* start Material shown *

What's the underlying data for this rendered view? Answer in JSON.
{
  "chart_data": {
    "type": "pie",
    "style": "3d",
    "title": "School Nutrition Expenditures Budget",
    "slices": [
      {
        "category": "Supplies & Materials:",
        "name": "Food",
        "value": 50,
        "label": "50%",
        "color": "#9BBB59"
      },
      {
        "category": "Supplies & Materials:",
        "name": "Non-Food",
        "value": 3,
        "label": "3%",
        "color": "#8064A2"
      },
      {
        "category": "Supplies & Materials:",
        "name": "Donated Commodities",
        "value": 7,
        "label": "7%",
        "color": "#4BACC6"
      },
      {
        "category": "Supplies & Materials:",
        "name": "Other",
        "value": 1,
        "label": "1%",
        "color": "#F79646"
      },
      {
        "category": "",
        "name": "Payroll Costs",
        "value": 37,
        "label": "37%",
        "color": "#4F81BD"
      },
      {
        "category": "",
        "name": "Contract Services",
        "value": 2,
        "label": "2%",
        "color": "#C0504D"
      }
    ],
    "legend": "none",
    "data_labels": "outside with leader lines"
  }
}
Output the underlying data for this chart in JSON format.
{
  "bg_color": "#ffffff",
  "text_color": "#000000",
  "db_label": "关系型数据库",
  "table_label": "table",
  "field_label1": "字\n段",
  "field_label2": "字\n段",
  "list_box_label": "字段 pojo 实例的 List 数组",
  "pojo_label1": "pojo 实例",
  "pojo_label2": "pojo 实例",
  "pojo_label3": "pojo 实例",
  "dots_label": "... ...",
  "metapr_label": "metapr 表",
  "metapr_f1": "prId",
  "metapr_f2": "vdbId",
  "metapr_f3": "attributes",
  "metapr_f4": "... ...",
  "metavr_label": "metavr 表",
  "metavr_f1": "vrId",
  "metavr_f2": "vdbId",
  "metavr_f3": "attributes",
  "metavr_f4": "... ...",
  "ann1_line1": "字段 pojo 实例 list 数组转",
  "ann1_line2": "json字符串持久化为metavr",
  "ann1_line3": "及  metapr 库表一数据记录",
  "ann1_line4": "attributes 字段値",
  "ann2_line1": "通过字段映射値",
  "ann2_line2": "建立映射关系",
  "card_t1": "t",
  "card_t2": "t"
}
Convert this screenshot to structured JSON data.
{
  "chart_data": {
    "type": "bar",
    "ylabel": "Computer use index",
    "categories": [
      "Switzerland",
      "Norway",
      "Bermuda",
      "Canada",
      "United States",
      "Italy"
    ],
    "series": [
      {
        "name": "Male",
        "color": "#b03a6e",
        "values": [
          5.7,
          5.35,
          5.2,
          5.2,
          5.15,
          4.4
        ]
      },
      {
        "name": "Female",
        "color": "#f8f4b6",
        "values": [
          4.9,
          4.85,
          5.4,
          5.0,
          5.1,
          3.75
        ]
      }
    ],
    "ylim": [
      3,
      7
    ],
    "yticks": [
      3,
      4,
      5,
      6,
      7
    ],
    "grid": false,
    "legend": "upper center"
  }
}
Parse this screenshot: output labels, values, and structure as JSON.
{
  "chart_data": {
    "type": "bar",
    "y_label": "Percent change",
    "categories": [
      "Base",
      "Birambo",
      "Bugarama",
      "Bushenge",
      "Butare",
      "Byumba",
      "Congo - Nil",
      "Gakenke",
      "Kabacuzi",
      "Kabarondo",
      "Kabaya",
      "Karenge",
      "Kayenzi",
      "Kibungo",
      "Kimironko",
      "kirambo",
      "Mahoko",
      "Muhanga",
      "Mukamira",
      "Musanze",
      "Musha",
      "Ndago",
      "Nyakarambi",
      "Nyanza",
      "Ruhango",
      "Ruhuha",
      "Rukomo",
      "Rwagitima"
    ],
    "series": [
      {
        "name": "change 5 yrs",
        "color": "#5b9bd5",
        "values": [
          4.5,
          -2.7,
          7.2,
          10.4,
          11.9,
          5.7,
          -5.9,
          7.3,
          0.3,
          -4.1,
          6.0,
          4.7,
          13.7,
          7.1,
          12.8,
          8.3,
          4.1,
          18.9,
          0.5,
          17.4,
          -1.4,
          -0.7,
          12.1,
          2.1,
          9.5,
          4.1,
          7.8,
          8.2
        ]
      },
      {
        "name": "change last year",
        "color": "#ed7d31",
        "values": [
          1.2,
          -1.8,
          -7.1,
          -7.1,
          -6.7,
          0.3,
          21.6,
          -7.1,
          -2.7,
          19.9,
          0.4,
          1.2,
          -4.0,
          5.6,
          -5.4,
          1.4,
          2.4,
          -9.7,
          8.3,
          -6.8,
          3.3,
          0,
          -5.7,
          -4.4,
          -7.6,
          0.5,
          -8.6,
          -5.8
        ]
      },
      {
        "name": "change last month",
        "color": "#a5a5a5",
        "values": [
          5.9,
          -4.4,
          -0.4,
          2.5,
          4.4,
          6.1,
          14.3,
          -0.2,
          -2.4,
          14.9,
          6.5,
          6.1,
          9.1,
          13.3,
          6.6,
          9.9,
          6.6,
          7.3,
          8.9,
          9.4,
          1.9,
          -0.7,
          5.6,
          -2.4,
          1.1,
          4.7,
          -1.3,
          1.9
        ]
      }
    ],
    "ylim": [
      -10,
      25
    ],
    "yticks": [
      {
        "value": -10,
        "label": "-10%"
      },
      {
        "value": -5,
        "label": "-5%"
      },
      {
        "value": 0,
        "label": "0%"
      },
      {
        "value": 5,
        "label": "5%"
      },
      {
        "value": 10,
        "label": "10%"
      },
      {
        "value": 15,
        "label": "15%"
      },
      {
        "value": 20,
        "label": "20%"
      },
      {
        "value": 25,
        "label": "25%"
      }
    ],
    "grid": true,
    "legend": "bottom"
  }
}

* end Material shown *

> [Task objective] Return each line of the records above exactly as it reads.

> [Task answer]
What's the underlying data for this rendered view? Answer in JSON.
{
  "chart_data": {
    "type": "pie",
    "style": "3d",
    "title": "School Nutrition Expenditures Budget",
    "slices": [
      {
        "category": "Supplies & Materials:",
        "name": "Food",
        "value": 50,
        "label": "50%",
        "color": "#9BBB59"
      },
      {
        "category": "Supplies & Materials:",
        "name": "Non-Food",
        "value": 3,
        "label": "3%",
        "color": "#8064A2"
      },
      {
        "category": "Supplies & Materials:",
        "name": "Donated Commodities",
        "value": 7,
        "label": "7%",
        "color": "#4BACC6"
      },
      {
        "category": "Supplies & Materials:",
        "name": "Other",
        "value": 1,
        "label": "1%",
        "color": "#F79646"
      },
      {
        "category": "",
        "name": "Payroll Costs",
        "value": 37,
        "label": "37%",
        "color": "#4F81BD"
      },
      {
        "category": "",
        "name": "Contract Services",
        "value": 2,
        "label": "2%",
        "color": "#C0504D"
      }
    ],
    "legend": "none",
    "data_labels": "outside with leader lines"
  }
}
Output the underlying data for this chart in JSON format.
{
  "bg_color": "#ffffff",
  "text_color": "#000000",
  "db_label": "关系型数据库",
  "table_label": "table",
  "field_label1": "字\n段",
  "field_label2": "字\n段",
  "list_box_label": "字段 pojo 实例的 List 数组",
  "pojo_label1": "pojo 实例",
  "pojo_label2": "pojo 实例",
  "pojo_label3": "pojo 实例",
  "dots_label": "... ...",
  "metapr_label": "metapr 表",
  "metapr_f1": "prId",
  "metapr_f2": "vdbId",
  "metapr_f3": "attributes",
  "metapr_f4": "... ...",
  "metavr_label": "metavr 表",
  "metavr_f1": "vrId",
  "metavr_f2": "vdbId",
  "metavr_f3": "attributes",
  "metavr_f4": "... ...",
  "ann1_line1": "字段 pojo 实例 list 数组转",
  "ann1_line2": "json字符串持久化为metavr",
  "ann1_line3": "及  metapr 库表一数据记录",
  "ann1_line4": "attributes 字段値",
  "ann2_line1": "通过字段映射値",
  "ann2_line2": "建立映射关系",
  "card_t1": "t",
  "card_t2": "t"
}
Convert this screenshot to structured JSON data.
{
  "chart_data": {
    "type": "bar",
    "ylabel": "Computer use index",
    "categories": [
      "Switzerland",
      "Norway",
      "Bermuda",
      "Canada",
      "United States",
      "Italy"
    ],
    "series": [
      {
        "name": "Male",
        "color": "#b03a6e",
        "values": [
          5.7,
          5.35,
          5.2,
          5.2,
          5.15,
          4.4
        ]
      },
      {
        "name": "Female",
        "color": "#f8f4b6",
        "values": [
          4.9,
          4.85,
          5.4,
          5.0,
          5.1,
          3.75
        ]
      }
    ],
    "ylim": [
      3,
      7
    ],
    "yticks": [
      3,
      4,
      5,
      6,
      7
    ],
    "grid": false,
    "legend": "upper center"
  }
}
Parse this screenshot: output labels, values, and structure as JSON.
{
  "chart_data": {
    "type": "bar",
    "y_label": "Percent change",
    "categories": [
      "Base",
      "Birambo",
      "Bugarama",
      "Bushenge",
      "Butare",
      "Byumba",
      "Congo - Nil",
      "Gakenke",
      "Kabacuzi",
      "Kabarondo",
      "Kabaya",
      "Karenge",
      "Kayenzi",
      "Kibungo",
      "Kimironko",
      "kirambo",
      "Mahoko",
      "Muhanga",
      "Mukamira",
      "Musanze",
      "Musha",
      "Ndago",
      "Nyakarambi",
      "Nyanza",
      "Ruhango",
      "Ruhuha",
      "Rukomo",
      "Rwagitima"
    ],
    "series": [
      {
        "name": "change 5 yrs",
        "color": "#5b9bd5",
        "values": [
          4.5,
          -2.7,
          7.2,
          10.4,
          11.9,
          5.7,
          -5.9,
          7.3,
          0.3,
          -4.1,
          6.0,
          4.7,
          13.7,
          7.1,
          12.8,
          8.3,
          4.1,
          18.9,
          0.5,
          17.4,
          -1.4,
          -0.7,
          12.1,
          2.1,
          9.5,
          4.1,
          7.8,
          8.2
        ]
      },
      {
        "name": "change last year",
        "color": "#ed7d31",
        "values": [
          1.2,
          -1.8,
          -7.1,
          -7.1,
          -6.7,
          0.3,
          21.6,
          -7.1,
          -2.7,
          19.9,
          0.4,
          1.2,
          -4.0,
          5.6,
          -5.4,
          1.4,
          2.4,
          -9.7,
          8.3,
          -6.8,
          3.3,
          0,
          -5.7,
          -4.4,
          -7.6,
          0.5,
          -8.6,
          -5.8
        ]
      },
      {
        "name": "change last month",
        "color": "#a5a5a5",
        "values": [
          5.9,
          -4.4,
          -0.4,
          2.5,
          4.4,
          6.1,
          14.3,
          -0.2,
          -2.4,
          14.9,
          6.5,
          6.1,
          9.1,
          13.3,
          6.6,
          9.9,
          6.6,
          7.3,
          8.9,
          9.4,
          1.9,
          -0.7,
          5.6,
          -2.4,
          1.1,
          4.7,
          -1.3,
          1.9
        ]
      }
    ],
    "ylim": [
      -10,
      25
    ],
    "yticks": [
      {
        "value": -10,
        "label": "-10%"
      },
      {
        "value": -5,
        "label": "-5%"
      },
      {
        "value": 0,
        "label": "0%"
      },
      {
        "value": 5,
        "label": "5%"
      },
      {
        "value": 10,
        "label": "10%"
      },
      {
        "value": 15,
        "label": "15%"
      },
      {
        "value": 20,
        "label": "20%"
      },
      {
        "value": 25,
        "label": "25%"
      }
    ],
    "grid": true,
    "legend": "bottom"
  }
}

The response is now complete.